> THE REQUEST:
Set each record down exactly, excluding all images.

Extracted records:
╔══

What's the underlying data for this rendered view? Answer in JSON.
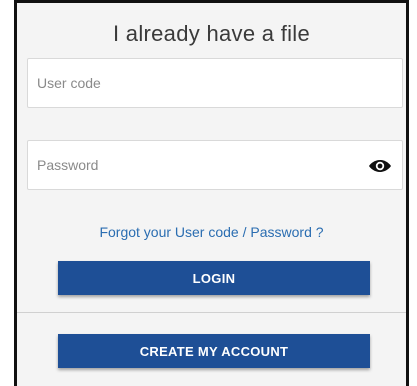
{
  "login_panel": {
    "title": "I already have a file",
    "user_code_placeholder": "User code",
    "password_placeholder": "Password",
    "password_visibility_icon": "eye-icon",
    "forgot_link": "Forgot your User code / Password ?",
    "login_button": "LOGIN",
    "create_account_button": "CREATE MY ACCOUNT"
  },
  "colors": {
    "primary_button": "#1e4f96",
    "link": "#2a6db1",
    "panel_background": "#f4f4f4"
  }
}
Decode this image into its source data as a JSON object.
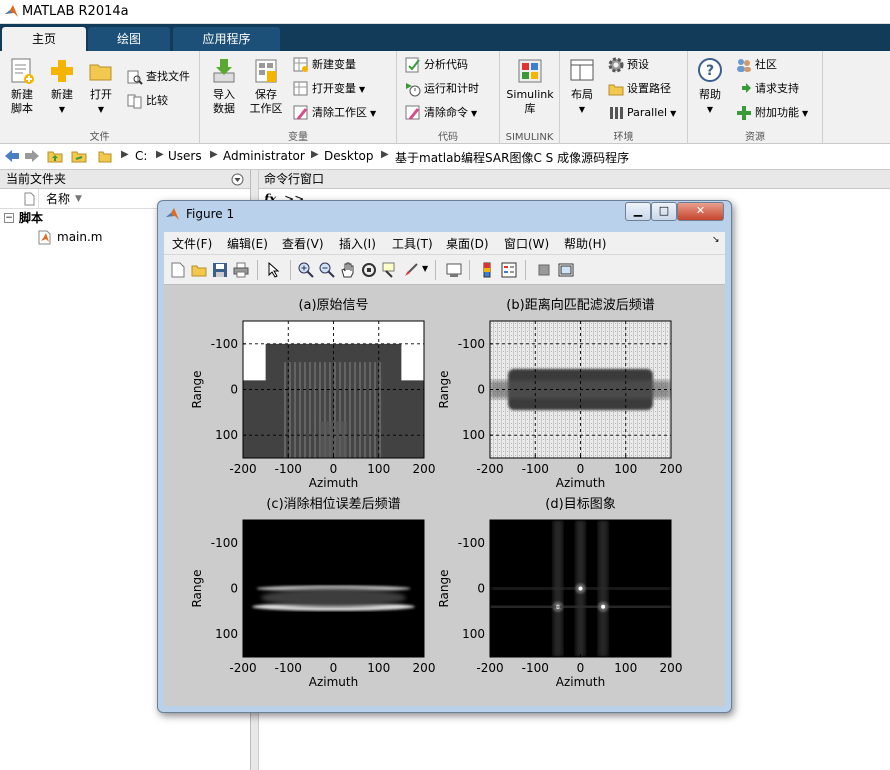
{
  "app": {
    "title": "MATLAB R2014a"
  },
  "ribbon": {
    "tabs": [
      "主页",
      "绘图",
      "应用程序"
    ],
    "groups": {
      "file": {
        "label": "文件",
        "new_script": [
          "新建",
          "脚本"
        ],
        "new": "新建",
        "open": "打开",
        "find_files": "查找文件",
        "compare": "比较"
      },
      "variable": {
        "label": "变量",
        "import": [
          "导入",
          "数据"
        ],
        "save": [
          "保存",
          "工作区"
        ],
        "new_var": "新建变量",
        "open_var": "打开变量",
        "clear_ws": "清除工作区"
      },
      "code": {
        "label": "代码",
        "analyze": "分析代码",
        "run_time": "运行和计时",
        "clear_cmds": "清除命令"
      },
      "simulink": {
        "label": "SIMULINK",
        "lib": [
          "Simulink",
          "库"
        ]
      },
      "env": {
        "label": "环境",
        "layout": "布局",
        "prefs": "预设",
        "set_path": "设置路径",
        "parallel": "Parallel"
      },
      "resources": {
        "label": "资源",
        "help": "帮助",
        "community": "社区",
        "support": "请求支持",
        "addons": "附加功能"
      }
    }
  },
  "address": {
    "parts": [
      "C:",
      "Users",
      "Administrator",
      "Desktop",
      "基于matlab编程SAR图像C S 成像源码程序"
    ]
  },
  "current_folder": {
    "title": "当前文件夹",
    "column": "名称",
    "group": "脚本",
    "files": [
      "main.m"
    ]
  },
  "command_window": {
    "title": "命令行窗口",
    "prompt": ">>"
  },
  "figure": {
    "title": "Figure 1",
    "menu": [
      "文件(F)",
      "编辑(E)",
      "查看(V)",
      "插入(I)",
      "工具(T)",
      "桌面(D)",
      "窗口(W)",
      "帮助(H)"
    ]
  },
  "chart_data": [
    {
      "type": "heatmap",
      "title": "(a)原始信号",
      "xlabel": "Azimuth",
      "ylabel": "Range",
      "xlim": [
        -200,
        200
      ],
      "ylim": [
        150,
        -150
      ],
      "xticks": [
        -200,
        -100,
        0,
        100,
        200
      ],
      "yticks": [
        -100,
        0,
        100
      ],
      "colormap": "gray",
      "grid": true
    },
    {
      "type": "heatmap",
      "title": "(b)距离向匹配滤波后频谱",
      "xlabel": "Azimuth",
      "ylabel": "Range",
      "xlim": [
        -200,
        200
      ],
      "ylim": [
        150,
        -150
      ],
      "xticks": [
        -200,
        -100,
        0,
        100,
        200
      ],
      "yticks": [
        -100,
        0,
        100
      ],
      "colormap": "gray",
      "grid": true
    },
    {
      "type": "heatmap",
      "title": "(c)消除相位误差后频谱",
      "xlabel": "Azimuth",
      "ylabel": "Range",
      "xlim": [
        -200,
        200
      ],
      "ylim": [
        150,
        -150
      ],
      "xticks": [
        -200,
        -100,
        0,
        100,
        200
      ],
      "yticks": [
        -100,
        0,
        100
      ],
      "colormap": "gray",
      "grid": false
    },
    {
      "type": "heatmap",
      "title": "(d)目标图象",
      "xlabel": "Azimuth",
      "ylabel": "Range",
      "xlim": [
        -200,
        200
      ],
      "ylim": [
        150,
        -150
      ],
      "xticks": [
        -200,
        -100,
        0,
        100,
        200
      ],
      "yticks": [
        -100,
        0,
        100
      ],
      "colormap": "gray",
      "grid": false,
      "targets": [
        {
          "x": -50,
          "y": 40
        },
        {
          "x": 0,
          "y": 0
        },
        {
          "x": 50,
          "y": 40
        }
      ]
    }
  ]
}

╚══

> EXERCISE OUTPUT:
What's the underlying data for this rendered view? Answer in JSON.
{
  "login_panel": {
    "title": "I already have a file",
    "user_code_placeholder": "User code",
    "password_placeholder": "Password",
    "password_visibility_icon": "eye-icon",
    "forgot_link": "Forgot your User code / Password ?",
    "login_button": "LOGIN",
    "create_account_button": "CREATE MY ACCOUNT"
  },
  "colors": {
    "primary_button": "#1e4f96",
    "link": "#2a6db1",
    "panel_background": "#f4f4f4"
  }
}
Decode this image into its source data as a JSON object.
{
  "app": {
    "title": "MATLAB R2014a"
  },
  "ribbon": {
    "tabs": [
      "主页",
      "绘图",
      "应用程序"
    ],
    "groups": {
      "file": {
        "label": "文件",
        "new_script": [
          "新建",
          "脚本"
        ],
        "new": "新建",
        "open": "打开",
        "find_files": "查找文件",
        "compare": "比较"
      },
      "variable": {
        "label": "变量",
        "import": [
          "导入",
          "数据"
        ],
        "save": [
          "保存",
          "工作区"
        ],
        "new_var": "新建变量",
        "open_var": "打开变量",
        "clear_ws": "清除工作区"
      },
      "code": {
        "label": "代码",
        "analyze": "分析代码",
        "run_time": "运行和计时",
        "clear_cmds": "清除命令"
      },
      "simulink": {
        "label": "SIMULINK",
        "lib": [
          "Simulink",
          "库"
        ]
      },
      "env": {
        "label": "环境",
        "layout": "布局",
        "prefs": "预设",
        "set_path": "设置路径",
        "parallel": "Parallel"
      },
      "resources": {
        "label": "资源",
        "help": "帮助",
        "community": "社区",
        "support": "请求支持",
        "addons": "附加功能"
      }
    }
  },
  "address": {
    "parts": [
      "C:",
      "Users",
      "Administrator",
      "Desktop",
      "基于matlab编程SAR图像C S 成像源码程序"
    ]
  },
  "current_folder": {
    "title": "当前文件夹",
    "column": "名称",
    "group": "脚本",
    "files": [
      "main.m"
    ]
  },
  "command_window": {
    "title": "命令行窗口",
    "prompt": ">>"
  },
  "figure": {
    "title": "Figure 1",
    "menu": [
      "文件(F)",
      "编辑(E)",
      "查看(V)",
      "插入(I)",
      "工具(T)",
      "桌面(D)",
      "窗口(W)",
      "帮助(H)"
    ]
  },
  "chart_data": [
    {
      "type": "heatmap",
      "title": "(a)原始信号",
      "xlabel": "Azimuth",
      "ylabel": "Range",
      "xlim": [
        -200,
        200
      ],
      "ylim": [
        150,
        -150
      ],
      "xticks": [
        -200,
        -100,
        0,
        100,
        200
      ],
      "yticks": [
        -100,
        0,
        100
      ],
      "colormap": "gray",
      "grid": true
    },
    {
      "type": "heatmap",
      "title": "(b)距离向匹配滤波后频谱",
      "xlabel": "Azimuth",
      "ylabel": "Range",
      "xlim": [
        -200,
        200
      ],
      "ylim": [
        150,
        -150
      ],
      "xticks": [
        -200,
        -100,
        0,
        100,
        200
      ],
      "yticks": [
        -100,
        0,
        100
      ],
      "colormap": "gray",
      "grid": true
    },
    {
      "type": "heatmap",
      "title": "(c)消除相位误差后频谱",
      "xlabel": "Azimuth",
      "ylabel": "Range",
      "xlim": [
        -200,
        200
      ],
      "ylim": [
        150,
        -150
      ],
      "xticks": [
        -200,
        -100,
        0,
        100,
        200
      ],
      "yticks": [
        -100,
        0,
        100
      ],
      "colormap": "gray",
      "grid": false
    },
    {
      "type": "heatmap",
      "title": "(d)目标图象",
      "xlabel": "Azimuth",
      "ylabel": "Range",
      "xlim": [
        -200,
        200
      ],
      "ylim": [
        150,
        -150
      ],
      "xticks": [
        -200,
        -100,
        0,
        100,
        200
      ],
      "yticks": [
        -100,
        0,
        100
      ],
      "colormap": "gray",
      "grid": false,
      "targets": [
        {
          "x": -50,
          "y": 40
        },
        {
          "x": 0,
          "y": 0
        },
        {
          "x": 50,
          "y": 40
        }
      ]
    }
  ]
}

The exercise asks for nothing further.